### Exercise requirements
Copy every line of the data in which the word "text" occurs.

----- Supplied data

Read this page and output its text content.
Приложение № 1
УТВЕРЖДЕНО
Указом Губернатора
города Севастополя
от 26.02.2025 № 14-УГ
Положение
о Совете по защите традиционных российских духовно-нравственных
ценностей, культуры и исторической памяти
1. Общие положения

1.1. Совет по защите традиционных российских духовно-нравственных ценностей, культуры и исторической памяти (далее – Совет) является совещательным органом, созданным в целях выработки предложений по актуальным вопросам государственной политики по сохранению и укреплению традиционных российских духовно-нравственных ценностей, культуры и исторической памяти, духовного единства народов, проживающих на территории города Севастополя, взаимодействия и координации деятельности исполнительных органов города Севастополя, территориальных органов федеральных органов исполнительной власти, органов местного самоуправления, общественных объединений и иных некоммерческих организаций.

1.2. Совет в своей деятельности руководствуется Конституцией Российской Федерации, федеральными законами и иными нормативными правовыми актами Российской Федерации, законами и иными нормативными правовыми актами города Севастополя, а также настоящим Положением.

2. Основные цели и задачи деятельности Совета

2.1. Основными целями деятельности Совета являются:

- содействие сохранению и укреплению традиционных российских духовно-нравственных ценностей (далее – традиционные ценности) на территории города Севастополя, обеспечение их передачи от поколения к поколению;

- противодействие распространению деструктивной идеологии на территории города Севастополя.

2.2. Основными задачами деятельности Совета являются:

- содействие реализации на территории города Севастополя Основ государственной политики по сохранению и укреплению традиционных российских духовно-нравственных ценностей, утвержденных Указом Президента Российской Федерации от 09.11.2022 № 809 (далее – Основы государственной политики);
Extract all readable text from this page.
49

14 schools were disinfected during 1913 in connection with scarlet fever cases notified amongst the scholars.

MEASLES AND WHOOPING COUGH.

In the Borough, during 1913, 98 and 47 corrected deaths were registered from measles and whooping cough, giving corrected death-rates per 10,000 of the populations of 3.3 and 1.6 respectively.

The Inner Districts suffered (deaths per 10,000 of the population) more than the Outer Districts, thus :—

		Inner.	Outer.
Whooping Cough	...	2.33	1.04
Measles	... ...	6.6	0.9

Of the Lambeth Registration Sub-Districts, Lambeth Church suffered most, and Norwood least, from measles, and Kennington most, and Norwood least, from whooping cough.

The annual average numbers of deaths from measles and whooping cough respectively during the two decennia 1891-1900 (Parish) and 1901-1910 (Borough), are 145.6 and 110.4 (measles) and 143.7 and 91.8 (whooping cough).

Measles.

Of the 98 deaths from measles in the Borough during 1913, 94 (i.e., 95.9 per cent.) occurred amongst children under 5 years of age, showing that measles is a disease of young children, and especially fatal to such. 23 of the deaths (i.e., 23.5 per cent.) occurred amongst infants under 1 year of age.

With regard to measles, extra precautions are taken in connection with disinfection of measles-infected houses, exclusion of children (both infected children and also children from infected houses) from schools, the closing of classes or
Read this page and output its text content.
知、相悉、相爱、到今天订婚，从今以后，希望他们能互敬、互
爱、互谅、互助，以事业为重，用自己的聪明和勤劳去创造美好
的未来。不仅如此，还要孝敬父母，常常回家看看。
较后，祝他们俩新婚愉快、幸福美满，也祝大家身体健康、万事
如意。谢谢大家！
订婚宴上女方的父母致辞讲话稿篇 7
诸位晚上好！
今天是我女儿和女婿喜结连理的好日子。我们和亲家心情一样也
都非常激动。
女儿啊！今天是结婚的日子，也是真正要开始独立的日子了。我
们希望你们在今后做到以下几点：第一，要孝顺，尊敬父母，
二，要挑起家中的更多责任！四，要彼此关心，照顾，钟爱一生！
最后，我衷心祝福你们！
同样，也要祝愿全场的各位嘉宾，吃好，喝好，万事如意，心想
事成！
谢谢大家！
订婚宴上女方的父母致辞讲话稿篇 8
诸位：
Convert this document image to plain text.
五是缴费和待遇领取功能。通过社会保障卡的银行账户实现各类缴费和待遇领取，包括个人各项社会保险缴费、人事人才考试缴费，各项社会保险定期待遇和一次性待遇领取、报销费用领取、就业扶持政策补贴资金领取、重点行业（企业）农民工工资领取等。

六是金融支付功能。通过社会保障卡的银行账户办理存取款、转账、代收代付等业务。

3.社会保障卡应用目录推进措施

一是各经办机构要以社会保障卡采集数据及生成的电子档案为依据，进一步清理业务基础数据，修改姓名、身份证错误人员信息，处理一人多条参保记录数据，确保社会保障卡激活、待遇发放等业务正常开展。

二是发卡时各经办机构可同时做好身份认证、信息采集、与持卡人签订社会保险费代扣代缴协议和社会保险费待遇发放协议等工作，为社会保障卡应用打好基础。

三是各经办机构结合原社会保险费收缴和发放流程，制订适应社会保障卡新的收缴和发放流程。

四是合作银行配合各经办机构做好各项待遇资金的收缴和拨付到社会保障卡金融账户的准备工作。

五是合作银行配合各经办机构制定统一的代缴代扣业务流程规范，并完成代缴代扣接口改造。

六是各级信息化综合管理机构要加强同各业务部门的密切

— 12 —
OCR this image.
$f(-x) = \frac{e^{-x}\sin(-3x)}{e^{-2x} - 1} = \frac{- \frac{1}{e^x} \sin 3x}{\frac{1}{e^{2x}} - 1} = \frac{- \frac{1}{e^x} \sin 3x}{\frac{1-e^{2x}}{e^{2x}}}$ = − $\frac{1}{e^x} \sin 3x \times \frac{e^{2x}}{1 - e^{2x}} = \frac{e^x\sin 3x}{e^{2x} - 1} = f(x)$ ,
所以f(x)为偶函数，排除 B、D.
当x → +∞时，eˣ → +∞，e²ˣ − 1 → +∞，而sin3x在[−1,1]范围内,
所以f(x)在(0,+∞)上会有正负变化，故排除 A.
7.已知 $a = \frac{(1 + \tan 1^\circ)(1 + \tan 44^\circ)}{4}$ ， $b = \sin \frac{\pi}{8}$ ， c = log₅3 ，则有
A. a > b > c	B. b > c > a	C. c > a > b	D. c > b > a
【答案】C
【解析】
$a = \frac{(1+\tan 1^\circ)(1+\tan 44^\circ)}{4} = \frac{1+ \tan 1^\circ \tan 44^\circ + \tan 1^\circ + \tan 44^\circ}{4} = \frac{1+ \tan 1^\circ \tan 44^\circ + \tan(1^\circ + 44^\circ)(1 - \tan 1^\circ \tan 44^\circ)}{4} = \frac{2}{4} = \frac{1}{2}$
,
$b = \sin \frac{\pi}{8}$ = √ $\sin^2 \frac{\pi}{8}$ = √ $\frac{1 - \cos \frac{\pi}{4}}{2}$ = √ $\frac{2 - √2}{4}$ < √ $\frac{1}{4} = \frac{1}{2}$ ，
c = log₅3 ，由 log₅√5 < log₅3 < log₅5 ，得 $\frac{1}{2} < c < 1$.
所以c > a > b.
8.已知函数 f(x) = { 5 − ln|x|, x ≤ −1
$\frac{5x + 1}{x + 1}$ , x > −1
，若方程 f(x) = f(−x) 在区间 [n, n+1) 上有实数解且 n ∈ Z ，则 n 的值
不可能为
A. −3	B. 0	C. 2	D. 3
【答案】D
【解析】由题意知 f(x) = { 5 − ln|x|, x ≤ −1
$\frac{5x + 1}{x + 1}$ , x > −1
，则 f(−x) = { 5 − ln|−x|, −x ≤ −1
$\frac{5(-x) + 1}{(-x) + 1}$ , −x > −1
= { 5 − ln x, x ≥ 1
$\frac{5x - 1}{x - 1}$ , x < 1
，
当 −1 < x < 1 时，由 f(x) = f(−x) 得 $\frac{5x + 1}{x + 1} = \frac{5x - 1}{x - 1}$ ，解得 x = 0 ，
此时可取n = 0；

----------

### Complete output
Read this page and output its text content.
Extract all readable text from this page.
Read this page and output its text content.
Convert this document image to plain text.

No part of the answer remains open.